▶ **Directive**
Render in Spanish this sentence from the project setup page: "This project aims to train a wav2vec model for speech-to-text tasks using both Vietnamese and English data."

▶ **Page text**
** Begin **

This project aims to train a wav2vec
model for speech-to-text tasks using both Vietnamese and English data. Here is the structure and setup of the project.
ASR/ ├── configs/ │ ├── config.yaml │ ├── data/ │ │ └── default.yaml │ ├── training/ │ │ └── default.yaml │ ├── wandb/ │ └── default.yaml ├── data/ │ ├── raw/ │ ├── processed/ │ ├── exploration/ ├── notebooks/ │ ├── data_exploration.ipynb │ ├── training_analysis.ipynb ├── scripts/ │ ├── data_preprocessing.py │ ├── train.py │ ├── utils.py ├── models/ │ ├── checkpoints/ │ ├── wav2vec_model.py ├── logs/ │ ├── wandb/ ├── environment.yml └── README.md
-
Create and activate the conda environment:
conda env create -f environment.yml conda activate speech_to_text
-
Preprocess data:
python scripts/data_preprocessing.py
-
Train the model:
python scripts/train.py
-
Explore data and training results:
- Use
notebooks/data_exploration.ipynb
for data exploration. - Use
notebooks/training_analysis.ipynb
for analyzing training results.
- Use
Configurations are managed using Hydra. Modify the configs/config.yaml
or create new configurations in the configs/
directory.
We use wandb
for logging. Ensure you have set up your wandb
account and updated the configs/wandb/default.yaml
with your project name and entity.

** End **

▶ **Records**
** Begin **

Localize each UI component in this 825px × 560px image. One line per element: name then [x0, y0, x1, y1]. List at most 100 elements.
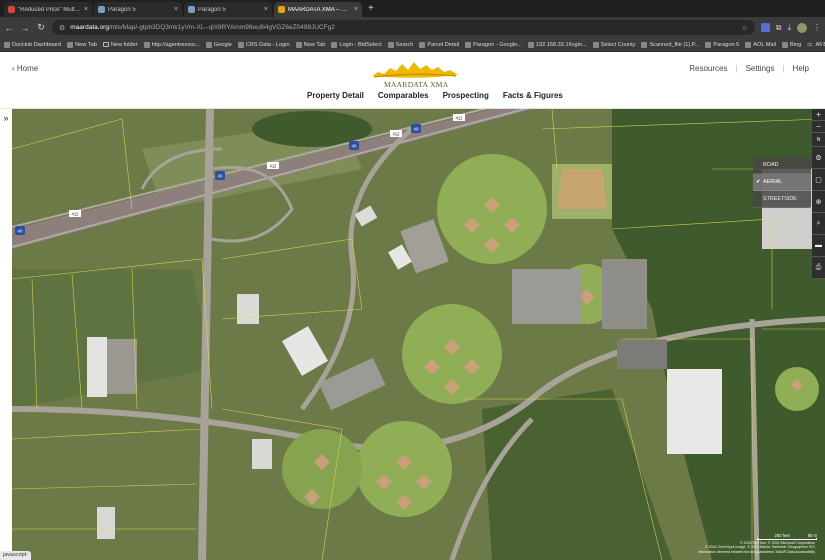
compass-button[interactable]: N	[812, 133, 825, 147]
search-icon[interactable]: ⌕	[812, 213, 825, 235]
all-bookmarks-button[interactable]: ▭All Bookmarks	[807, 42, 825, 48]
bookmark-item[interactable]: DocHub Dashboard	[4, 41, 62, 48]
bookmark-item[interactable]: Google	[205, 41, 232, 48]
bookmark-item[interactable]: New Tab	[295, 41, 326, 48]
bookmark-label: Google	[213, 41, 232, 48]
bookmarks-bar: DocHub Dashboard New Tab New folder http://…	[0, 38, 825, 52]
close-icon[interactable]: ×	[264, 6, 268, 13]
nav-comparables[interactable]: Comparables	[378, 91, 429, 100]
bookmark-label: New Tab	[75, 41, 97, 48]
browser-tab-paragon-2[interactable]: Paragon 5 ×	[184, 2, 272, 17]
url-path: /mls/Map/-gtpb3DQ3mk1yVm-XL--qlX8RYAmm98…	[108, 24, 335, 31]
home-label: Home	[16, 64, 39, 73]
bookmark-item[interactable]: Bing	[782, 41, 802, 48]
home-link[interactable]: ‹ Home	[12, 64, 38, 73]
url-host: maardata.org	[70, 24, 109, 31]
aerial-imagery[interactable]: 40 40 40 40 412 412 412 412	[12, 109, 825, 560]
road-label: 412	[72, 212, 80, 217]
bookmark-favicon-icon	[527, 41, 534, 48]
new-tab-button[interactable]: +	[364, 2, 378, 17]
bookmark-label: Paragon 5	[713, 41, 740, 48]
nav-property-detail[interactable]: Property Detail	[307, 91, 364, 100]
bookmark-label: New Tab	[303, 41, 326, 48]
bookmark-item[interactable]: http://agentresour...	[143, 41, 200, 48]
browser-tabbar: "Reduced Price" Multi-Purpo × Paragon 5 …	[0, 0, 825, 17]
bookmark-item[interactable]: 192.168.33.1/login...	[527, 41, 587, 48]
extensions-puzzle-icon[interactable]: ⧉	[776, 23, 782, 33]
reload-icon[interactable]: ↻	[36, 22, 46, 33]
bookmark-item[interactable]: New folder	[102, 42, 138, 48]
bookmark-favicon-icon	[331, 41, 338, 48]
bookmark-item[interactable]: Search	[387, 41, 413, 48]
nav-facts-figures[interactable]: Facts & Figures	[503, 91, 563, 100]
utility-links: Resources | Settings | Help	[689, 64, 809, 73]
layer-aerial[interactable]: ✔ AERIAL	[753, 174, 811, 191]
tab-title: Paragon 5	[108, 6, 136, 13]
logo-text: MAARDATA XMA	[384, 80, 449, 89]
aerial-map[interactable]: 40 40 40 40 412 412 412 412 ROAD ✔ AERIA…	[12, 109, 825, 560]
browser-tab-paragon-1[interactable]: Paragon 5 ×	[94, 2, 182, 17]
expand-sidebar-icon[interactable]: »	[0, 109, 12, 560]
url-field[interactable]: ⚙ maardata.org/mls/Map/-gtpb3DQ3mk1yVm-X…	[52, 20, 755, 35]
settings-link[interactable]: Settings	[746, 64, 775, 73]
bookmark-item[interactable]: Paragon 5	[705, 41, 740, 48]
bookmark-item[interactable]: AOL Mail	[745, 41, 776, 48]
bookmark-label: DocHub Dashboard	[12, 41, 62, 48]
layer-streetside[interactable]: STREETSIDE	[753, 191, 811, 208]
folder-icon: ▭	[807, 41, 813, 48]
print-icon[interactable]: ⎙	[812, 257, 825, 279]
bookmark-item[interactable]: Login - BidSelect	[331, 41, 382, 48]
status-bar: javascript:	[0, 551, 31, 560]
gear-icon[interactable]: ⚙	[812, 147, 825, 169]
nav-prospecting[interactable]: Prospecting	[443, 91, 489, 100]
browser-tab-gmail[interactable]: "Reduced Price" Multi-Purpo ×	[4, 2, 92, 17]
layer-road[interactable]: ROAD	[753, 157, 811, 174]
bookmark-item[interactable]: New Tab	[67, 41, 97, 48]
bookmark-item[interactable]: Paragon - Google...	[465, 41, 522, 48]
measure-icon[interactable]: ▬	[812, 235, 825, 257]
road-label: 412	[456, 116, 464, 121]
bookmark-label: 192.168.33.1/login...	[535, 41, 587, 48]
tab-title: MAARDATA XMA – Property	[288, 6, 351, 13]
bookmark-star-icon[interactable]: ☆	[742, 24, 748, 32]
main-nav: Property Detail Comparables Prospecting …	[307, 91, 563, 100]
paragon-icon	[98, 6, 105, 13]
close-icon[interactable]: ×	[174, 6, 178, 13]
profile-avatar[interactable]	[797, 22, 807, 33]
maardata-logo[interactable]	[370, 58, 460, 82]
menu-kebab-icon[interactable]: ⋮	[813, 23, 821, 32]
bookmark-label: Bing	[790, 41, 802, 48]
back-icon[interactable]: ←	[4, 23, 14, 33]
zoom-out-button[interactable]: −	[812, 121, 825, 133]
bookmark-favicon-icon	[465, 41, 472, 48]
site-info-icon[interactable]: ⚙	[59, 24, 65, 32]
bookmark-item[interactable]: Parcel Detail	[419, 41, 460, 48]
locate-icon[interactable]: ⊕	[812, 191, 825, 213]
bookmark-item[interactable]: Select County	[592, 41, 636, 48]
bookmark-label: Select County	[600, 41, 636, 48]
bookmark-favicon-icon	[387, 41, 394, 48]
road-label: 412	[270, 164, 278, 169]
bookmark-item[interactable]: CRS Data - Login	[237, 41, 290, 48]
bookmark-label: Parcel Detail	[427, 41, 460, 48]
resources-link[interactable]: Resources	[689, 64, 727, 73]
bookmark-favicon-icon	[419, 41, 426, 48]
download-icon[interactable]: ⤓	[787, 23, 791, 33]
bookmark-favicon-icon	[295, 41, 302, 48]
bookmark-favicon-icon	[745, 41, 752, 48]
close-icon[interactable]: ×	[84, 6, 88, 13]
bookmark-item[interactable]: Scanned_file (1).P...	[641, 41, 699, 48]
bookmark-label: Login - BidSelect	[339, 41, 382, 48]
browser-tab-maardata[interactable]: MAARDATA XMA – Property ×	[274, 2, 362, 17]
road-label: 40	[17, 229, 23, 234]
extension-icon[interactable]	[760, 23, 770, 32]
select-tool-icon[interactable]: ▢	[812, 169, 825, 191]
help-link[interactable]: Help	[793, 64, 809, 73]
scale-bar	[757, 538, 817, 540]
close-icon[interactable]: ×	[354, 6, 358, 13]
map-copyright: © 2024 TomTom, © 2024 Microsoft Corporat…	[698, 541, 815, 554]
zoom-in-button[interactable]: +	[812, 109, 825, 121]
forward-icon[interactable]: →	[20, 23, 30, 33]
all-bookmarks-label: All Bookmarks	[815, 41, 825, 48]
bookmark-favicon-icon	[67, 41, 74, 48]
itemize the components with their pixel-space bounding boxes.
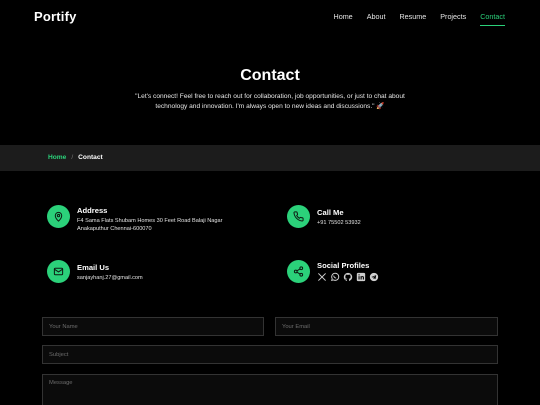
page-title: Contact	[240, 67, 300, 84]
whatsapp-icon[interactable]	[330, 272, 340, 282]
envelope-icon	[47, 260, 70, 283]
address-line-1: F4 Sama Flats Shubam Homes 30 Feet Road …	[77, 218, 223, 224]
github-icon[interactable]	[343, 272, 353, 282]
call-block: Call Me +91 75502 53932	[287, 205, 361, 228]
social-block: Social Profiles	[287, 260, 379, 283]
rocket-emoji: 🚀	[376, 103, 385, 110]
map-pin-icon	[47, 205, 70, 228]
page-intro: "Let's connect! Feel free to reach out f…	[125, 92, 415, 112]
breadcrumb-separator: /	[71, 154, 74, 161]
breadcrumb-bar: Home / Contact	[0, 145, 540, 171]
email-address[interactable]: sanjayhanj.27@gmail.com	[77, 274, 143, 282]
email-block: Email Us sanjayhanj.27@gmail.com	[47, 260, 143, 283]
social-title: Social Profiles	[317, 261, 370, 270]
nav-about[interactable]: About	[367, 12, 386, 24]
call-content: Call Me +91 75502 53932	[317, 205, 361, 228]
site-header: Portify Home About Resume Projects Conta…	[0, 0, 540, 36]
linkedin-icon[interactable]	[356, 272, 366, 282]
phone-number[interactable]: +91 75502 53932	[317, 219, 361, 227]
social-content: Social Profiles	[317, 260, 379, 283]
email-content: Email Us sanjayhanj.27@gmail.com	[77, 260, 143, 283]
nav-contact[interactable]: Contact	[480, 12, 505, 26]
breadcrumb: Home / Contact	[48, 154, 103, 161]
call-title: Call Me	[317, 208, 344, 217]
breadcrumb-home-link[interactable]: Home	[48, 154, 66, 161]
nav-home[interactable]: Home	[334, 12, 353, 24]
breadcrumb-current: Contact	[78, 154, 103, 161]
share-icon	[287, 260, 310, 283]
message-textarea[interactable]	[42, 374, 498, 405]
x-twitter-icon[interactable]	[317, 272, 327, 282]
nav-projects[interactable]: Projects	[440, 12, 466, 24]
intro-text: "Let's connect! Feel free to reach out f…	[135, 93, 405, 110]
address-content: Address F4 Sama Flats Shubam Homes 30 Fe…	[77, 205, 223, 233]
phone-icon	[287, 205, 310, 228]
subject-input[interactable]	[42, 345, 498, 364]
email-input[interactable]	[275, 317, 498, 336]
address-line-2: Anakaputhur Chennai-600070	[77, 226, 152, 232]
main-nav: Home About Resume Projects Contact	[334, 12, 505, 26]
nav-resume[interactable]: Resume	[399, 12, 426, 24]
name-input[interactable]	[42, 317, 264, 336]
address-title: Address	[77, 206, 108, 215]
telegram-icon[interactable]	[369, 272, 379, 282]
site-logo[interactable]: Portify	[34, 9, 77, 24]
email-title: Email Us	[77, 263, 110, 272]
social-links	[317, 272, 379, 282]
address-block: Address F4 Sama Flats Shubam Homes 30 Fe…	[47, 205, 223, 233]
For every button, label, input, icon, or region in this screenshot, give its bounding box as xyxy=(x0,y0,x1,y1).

** End **

▶ **Problem solution**
Este proyecto tiene como objetivo entrenar un modelo wav2vec para tareas de conversión de voz a texto utilizando datos tanto en vietnamita como en inglés.